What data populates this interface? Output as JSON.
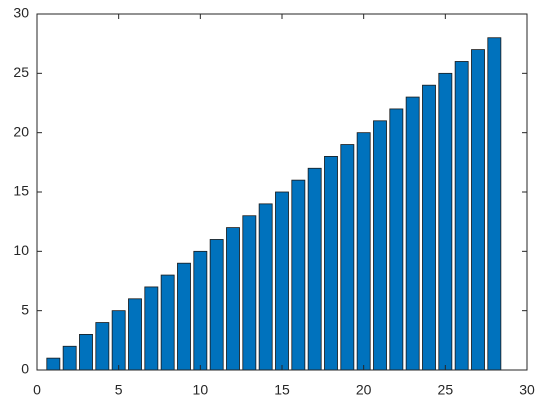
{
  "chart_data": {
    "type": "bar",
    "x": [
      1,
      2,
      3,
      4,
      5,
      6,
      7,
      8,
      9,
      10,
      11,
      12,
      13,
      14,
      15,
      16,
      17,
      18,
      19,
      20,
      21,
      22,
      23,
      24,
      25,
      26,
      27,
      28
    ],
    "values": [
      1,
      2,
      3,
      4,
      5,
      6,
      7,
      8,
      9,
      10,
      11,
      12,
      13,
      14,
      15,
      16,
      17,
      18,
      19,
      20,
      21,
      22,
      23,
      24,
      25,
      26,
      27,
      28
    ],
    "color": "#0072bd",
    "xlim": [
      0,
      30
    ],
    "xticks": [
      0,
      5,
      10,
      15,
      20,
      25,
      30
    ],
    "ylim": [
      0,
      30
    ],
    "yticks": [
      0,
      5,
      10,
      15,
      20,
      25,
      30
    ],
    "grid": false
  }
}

---

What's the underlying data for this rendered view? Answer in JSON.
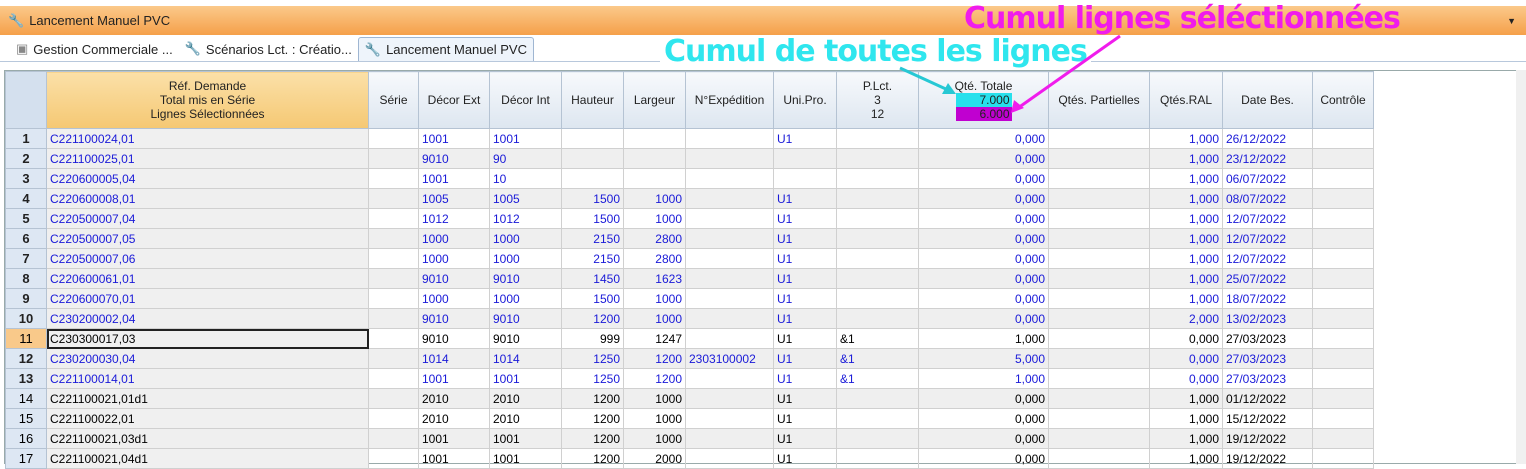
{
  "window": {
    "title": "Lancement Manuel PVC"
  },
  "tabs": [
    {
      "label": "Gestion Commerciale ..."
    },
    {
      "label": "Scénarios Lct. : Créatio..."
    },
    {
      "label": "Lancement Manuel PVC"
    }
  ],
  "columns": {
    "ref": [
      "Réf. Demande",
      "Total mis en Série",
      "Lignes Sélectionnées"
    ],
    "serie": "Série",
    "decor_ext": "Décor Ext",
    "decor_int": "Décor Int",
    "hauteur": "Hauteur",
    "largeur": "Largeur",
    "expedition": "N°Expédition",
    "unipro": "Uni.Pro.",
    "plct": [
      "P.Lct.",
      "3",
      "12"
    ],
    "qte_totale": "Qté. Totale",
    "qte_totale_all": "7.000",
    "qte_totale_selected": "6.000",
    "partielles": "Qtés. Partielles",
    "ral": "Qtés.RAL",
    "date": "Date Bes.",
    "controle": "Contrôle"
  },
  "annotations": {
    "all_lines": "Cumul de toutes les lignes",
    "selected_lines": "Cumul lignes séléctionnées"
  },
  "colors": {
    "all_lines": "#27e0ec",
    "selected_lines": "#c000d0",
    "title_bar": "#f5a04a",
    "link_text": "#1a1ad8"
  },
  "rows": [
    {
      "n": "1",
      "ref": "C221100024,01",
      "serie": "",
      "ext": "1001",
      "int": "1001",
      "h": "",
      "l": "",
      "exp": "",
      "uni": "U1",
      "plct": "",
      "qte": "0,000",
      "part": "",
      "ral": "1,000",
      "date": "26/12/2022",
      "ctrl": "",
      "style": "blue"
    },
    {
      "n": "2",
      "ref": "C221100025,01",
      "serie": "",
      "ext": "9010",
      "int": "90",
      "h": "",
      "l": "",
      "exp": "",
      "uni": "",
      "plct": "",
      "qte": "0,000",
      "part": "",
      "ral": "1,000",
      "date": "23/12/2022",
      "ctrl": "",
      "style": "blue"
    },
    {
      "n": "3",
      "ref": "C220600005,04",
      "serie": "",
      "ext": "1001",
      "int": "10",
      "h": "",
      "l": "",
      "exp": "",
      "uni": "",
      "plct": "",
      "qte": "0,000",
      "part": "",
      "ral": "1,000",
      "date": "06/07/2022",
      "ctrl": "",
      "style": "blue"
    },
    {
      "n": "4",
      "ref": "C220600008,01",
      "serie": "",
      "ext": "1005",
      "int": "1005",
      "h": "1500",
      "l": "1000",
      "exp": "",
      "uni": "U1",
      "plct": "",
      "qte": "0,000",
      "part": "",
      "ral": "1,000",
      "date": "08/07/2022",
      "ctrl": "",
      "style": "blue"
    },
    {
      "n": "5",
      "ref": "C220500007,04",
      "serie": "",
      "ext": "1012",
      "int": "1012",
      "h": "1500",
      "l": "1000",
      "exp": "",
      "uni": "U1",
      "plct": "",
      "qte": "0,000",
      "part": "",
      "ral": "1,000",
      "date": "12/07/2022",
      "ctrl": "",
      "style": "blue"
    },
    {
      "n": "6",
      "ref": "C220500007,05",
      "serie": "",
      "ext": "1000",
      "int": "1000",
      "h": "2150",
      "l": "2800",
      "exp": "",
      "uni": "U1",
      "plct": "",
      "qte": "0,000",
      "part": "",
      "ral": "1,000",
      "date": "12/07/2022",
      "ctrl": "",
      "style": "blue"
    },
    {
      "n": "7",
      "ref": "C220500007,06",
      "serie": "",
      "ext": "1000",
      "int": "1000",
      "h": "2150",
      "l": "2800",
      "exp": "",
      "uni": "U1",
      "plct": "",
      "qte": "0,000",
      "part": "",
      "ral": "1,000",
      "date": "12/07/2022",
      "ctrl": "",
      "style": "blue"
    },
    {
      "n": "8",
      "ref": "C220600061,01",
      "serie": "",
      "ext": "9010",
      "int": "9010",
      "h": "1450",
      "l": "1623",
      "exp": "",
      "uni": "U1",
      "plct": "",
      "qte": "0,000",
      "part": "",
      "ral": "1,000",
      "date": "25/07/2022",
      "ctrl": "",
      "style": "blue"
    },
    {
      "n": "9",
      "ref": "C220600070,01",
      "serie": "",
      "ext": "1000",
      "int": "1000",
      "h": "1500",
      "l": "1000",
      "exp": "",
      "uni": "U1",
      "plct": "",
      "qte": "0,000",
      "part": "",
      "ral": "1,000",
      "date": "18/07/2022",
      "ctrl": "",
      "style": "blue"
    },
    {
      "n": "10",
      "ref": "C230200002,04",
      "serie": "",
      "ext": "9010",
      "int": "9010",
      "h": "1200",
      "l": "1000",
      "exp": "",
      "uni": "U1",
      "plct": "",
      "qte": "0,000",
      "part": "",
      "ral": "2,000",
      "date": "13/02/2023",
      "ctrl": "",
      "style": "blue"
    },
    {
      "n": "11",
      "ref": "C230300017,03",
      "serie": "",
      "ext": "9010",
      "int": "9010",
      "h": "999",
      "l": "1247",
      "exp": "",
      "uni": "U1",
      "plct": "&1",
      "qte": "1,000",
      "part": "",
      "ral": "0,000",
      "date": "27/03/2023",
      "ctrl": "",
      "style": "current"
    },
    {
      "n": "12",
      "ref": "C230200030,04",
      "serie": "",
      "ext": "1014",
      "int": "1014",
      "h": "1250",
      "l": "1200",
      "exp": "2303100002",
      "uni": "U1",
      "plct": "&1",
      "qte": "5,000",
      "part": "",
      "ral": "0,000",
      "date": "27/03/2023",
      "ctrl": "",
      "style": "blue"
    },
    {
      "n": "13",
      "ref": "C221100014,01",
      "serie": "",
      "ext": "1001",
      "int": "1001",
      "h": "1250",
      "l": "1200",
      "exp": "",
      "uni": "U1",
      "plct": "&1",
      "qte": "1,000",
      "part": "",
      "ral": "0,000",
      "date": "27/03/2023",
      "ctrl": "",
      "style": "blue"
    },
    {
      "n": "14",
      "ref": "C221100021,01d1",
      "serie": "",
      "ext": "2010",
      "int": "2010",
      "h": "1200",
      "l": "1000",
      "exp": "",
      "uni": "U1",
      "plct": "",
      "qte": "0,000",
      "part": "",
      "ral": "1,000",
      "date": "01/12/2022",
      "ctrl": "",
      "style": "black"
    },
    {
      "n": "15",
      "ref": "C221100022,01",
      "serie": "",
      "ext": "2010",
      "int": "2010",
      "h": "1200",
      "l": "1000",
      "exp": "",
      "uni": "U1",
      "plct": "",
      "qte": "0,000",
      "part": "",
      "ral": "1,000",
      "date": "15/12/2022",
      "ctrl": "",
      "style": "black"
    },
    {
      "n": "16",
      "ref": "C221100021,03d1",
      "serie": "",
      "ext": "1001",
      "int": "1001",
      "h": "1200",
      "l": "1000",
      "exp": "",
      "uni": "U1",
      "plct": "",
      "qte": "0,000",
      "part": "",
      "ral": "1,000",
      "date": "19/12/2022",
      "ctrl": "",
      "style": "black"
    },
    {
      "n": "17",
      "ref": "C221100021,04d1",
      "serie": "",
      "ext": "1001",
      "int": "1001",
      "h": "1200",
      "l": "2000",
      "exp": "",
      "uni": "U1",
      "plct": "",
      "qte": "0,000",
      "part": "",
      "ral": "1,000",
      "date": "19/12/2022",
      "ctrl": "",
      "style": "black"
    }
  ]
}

__Task requirements__: Report each line in the data that holds the word "What".

__Correct output__:
What data populates this interface? Output as JSON.
What's the underlying data for this rendered view? Answer in JSON.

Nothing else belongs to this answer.